* begin Data for this exercise *

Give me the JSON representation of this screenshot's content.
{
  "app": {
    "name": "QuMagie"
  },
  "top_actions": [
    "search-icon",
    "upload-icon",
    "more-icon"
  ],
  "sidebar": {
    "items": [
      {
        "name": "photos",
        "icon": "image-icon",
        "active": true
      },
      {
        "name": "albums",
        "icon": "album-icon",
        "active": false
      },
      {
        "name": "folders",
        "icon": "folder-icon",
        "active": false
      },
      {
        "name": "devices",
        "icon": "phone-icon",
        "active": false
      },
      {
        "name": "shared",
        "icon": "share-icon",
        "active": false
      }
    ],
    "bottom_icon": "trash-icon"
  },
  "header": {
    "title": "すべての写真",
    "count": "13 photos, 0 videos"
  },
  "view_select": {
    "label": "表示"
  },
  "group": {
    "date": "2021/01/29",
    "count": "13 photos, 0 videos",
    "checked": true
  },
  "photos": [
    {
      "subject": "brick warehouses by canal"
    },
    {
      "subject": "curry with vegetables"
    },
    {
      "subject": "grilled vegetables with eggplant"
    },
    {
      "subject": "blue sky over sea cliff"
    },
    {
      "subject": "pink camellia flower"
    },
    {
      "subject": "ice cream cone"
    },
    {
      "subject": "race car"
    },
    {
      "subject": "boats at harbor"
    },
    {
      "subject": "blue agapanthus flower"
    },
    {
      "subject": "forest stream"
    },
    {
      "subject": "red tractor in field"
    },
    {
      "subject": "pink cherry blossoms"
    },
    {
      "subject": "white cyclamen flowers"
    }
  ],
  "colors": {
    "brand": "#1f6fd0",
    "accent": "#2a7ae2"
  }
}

* end Data for this exercise *

### To be done
Nothing in the listing may be changed; retype it all exactly.

### Task output
Give me the JSON representation of this screenshot's content.
{
  "app": {
    "name": "QuMagie"
  },
  "top_actions": [
    "search-icon",
    "upload-icon",
    "more-icon"
  ],
  "sidebar": {
    "items": [
      {
        "name": "photos",
        "icon": "image-icon",
        "active": true
      },
      {
        "name": "albums",
        "icon": "album-icon",
        "active": false
      },
      {
        "name": "folders",
        "icon": "folder-icon",
        "active": false
      },
      {
        "name": "devices",
        "icon": "phone-icon",
        "active": false
      },
      {
        "name": "shared",
        "icon": "share-icon",
        "active": false
      }
    ],
    "bottom_icon": "trash-icon"
  },
  "header": {
    "title": "すべての写真",
    "count": "13 photos, 0 videos"
  },
  "view_select": {
    "label": "表示"
  },
  "group": {
    "date": "2021/01/29",
    "count": "13 photos, 0 videos",
    "checked": true
  },
  "photos": [
    {
      "subject": "brick warehouses by canal"
    },
    {
      "subject": "curry with vegetables"
    },
    {
      "subject": "grilled vegetables with eggplant"
    },
    {
      "subject": "blue sky over sea cliff"
    },
    {
      "subject": "pink camellia flower"
    },
    {
      "subject": "ice cream cone"
    },
    {
      "subject": "race car"
    },
    {
      "subject": "boats at harbor"
    },
    {
      "subject": "blue agapanthus flower"
    },
    {
      "subject": "forest stream"
    },
    {
      "subject": "red tractor in field"
    },
    {
      "subject": "pink cherry blossoms"
    },
    {
      "subject": "white cyclamen flowers"
    }
  ],
  "colors": {
    "brand": "#1f6fd0",
    "accent": "#2a7ae2"
  }
}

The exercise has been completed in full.